DATA SUPPLIED start

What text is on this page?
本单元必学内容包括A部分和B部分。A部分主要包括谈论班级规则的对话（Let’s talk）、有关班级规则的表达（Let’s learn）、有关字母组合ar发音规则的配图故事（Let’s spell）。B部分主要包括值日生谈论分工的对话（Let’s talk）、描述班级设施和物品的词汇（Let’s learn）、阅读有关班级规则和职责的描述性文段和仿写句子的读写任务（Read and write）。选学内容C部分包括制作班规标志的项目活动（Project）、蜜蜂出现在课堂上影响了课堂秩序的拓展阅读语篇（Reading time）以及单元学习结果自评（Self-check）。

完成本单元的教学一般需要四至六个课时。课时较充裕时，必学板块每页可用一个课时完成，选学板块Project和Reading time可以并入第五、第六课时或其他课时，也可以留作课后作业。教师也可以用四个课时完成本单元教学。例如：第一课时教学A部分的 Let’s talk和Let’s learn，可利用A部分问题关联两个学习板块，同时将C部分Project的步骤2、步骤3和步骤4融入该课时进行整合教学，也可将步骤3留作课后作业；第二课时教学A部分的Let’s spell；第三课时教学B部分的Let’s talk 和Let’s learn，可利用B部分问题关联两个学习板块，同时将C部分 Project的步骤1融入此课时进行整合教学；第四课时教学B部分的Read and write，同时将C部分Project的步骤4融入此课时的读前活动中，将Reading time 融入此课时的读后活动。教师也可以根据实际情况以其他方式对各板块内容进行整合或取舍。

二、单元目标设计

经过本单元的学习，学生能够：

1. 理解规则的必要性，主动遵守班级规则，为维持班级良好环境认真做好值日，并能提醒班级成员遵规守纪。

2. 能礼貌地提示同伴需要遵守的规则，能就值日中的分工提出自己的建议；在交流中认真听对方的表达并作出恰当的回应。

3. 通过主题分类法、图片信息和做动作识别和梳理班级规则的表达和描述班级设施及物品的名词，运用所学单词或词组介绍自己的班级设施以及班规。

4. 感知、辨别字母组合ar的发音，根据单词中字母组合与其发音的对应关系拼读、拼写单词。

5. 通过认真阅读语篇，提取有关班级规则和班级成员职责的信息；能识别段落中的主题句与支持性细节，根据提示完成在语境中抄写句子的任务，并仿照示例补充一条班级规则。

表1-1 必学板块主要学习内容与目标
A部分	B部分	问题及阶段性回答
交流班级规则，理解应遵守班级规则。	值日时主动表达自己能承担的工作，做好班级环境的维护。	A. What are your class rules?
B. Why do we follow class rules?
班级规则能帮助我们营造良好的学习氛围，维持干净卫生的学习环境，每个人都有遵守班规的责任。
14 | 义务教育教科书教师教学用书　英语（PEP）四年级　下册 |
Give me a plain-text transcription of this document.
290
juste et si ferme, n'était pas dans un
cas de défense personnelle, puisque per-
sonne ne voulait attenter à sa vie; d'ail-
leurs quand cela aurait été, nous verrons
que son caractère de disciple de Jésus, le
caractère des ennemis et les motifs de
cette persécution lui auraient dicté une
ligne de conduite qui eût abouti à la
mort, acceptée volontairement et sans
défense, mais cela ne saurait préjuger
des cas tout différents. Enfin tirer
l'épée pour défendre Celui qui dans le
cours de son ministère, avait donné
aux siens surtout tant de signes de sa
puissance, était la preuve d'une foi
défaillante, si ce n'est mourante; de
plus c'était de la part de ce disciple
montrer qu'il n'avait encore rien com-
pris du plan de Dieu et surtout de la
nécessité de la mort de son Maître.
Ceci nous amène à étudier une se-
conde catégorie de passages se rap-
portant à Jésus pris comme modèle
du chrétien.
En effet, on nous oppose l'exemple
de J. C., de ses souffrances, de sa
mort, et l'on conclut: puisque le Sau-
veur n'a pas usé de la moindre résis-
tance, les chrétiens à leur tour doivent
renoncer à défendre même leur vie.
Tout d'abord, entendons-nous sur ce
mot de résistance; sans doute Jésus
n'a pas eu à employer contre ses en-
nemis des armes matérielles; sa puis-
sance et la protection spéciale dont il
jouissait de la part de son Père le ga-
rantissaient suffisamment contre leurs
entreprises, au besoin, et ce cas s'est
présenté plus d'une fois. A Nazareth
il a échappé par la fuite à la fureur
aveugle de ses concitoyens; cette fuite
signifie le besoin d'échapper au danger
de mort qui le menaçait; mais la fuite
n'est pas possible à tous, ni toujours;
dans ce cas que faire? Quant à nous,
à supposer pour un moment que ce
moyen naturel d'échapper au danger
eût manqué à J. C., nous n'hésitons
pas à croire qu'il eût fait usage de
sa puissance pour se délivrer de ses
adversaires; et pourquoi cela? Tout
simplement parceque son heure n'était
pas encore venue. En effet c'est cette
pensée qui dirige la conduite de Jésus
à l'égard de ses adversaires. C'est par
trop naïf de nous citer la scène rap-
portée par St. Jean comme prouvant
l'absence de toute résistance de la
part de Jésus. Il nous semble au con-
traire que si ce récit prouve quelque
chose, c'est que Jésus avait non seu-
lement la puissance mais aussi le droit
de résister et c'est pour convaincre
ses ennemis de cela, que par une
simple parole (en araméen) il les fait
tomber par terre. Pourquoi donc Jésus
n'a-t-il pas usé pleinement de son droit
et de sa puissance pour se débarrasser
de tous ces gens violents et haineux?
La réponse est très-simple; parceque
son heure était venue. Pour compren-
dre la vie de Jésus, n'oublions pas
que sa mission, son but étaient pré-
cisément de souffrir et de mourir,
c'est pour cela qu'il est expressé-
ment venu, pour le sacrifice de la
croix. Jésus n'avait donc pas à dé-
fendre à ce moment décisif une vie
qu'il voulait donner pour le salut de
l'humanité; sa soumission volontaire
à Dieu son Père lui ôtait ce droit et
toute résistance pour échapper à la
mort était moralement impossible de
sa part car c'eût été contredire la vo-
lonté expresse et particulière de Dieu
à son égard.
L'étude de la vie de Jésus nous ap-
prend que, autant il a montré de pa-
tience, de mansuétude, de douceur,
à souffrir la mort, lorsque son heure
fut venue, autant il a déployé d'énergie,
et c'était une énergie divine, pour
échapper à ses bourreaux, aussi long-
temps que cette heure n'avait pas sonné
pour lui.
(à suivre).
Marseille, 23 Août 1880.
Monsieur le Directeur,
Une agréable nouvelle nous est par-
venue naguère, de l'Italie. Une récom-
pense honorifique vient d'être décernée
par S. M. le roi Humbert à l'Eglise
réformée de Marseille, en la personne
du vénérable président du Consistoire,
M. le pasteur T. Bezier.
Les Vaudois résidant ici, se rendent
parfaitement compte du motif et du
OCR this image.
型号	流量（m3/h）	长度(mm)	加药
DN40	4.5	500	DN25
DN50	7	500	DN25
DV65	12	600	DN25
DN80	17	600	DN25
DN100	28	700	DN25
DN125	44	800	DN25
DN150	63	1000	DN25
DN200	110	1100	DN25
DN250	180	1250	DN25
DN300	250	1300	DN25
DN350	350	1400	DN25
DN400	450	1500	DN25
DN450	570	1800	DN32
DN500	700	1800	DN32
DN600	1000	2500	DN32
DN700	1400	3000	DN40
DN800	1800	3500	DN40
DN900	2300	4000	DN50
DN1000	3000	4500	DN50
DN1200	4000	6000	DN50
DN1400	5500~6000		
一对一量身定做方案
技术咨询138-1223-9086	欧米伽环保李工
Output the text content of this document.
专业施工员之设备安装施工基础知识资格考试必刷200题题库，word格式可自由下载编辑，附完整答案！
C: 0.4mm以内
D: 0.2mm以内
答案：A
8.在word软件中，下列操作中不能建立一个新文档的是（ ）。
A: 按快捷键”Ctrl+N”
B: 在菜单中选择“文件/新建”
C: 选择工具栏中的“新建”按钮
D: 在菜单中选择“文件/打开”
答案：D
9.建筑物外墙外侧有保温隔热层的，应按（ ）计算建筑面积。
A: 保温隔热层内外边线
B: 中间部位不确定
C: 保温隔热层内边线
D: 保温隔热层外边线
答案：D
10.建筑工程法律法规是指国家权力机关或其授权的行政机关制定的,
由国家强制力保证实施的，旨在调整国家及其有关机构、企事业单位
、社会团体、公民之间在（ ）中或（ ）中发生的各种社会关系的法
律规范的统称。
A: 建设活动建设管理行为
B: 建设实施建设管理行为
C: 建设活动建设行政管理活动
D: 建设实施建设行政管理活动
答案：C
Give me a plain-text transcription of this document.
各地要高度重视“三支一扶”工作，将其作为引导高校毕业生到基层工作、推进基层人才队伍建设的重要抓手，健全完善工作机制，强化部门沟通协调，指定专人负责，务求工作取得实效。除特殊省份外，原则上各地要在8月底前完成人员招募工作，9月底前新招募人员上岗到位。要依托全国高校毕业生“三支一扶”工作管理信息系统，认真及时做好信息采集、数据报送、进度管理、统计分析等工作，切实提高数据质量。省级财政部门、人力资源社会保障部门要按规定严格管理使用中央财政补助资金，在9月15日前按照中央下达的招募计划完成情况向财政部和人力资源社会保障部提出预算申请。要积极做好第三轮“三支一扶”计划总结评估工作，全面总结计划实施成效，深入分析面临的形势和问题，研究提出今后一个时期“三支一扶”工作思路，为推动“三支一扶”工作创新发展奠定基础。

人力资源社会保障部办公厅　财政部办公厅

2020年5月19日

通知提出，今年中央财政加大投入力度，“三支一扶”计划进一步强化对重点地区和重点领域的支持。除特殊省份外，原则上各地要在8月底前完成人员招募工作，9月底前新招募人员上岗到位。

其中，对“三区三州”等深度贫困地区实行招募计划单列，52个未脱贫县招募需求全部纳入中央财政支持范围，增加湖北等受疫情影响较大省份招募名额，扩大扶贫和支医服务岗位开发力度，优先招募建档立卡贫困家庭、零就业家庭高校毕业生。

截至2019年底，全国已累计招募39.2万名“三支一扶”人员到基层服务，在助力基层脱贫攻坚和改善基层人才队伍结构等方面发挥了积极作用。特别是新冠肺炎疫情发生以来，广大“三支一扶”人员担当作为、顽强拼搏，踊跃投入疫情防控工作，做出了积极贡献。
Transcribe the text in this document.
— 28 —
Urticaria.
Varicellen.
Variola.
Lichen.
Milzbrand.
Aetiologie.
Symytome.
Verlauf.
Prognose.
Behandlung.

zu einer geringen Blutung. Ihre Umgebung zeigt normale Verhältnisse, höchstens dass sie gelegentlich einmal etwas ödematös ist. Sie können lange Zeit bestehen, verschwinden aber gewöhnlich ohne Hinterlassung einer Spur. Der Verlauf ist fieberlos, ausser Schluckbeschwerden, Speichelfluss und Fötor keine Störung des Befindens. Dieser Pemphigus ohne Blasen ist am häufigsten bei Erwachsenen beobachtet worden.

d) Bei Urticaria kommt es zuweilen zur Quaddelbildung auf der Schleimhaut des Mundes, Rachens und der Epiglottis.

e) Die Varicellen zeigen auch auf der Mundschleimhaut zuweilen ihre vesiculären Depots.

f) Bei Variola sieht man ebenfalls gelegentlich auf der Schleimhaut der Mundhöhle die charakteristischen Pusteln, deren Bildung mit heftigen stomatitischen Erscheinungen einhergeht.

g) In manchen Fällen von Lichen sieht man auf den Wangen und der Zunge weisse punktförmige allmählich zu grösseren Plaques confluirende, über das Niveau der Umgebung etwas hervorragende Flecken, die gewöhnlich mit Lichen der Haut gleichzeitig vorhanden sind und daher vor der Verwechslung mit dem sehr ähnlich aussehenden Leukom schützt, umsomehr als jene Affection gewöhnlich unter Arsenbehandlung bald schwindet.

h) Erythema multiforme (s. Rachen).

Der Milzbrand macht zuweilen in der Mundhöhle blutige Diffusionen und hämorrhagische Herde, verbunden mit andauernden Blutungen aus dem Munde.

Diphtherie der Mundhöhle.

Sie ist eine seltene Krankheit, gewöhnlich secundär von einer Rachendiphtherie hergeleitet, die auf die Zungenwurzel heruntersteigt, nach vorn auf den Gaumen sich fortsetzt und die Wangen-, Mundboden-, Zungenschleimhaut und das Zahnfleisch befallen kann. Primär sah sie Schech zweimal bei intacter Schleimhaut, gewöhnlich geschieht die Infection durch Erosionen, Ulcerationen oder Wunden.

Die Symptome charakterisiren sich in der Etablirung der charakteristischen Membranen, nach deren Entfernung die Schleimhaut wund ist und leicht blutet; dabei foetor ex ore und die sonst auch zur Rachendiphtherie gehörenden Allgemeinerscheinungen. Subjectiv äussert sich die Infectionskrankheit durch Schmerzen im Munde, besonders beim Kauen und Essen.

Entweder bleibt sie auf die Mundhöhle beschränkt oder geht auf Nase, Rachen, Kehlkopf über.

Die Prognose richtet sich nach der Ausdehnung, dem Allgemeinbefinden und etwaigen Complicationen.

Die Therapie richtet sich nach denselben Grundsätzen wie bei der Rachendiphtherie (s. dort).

DATA SUPPLIED end

EXERCISE GOAL: Wherever "effet" shows up in a line, copy that line.

COMPLETE RESPONSE:
En effet, on nous oppose l'exemple
pas encore venue. En effet c'est cette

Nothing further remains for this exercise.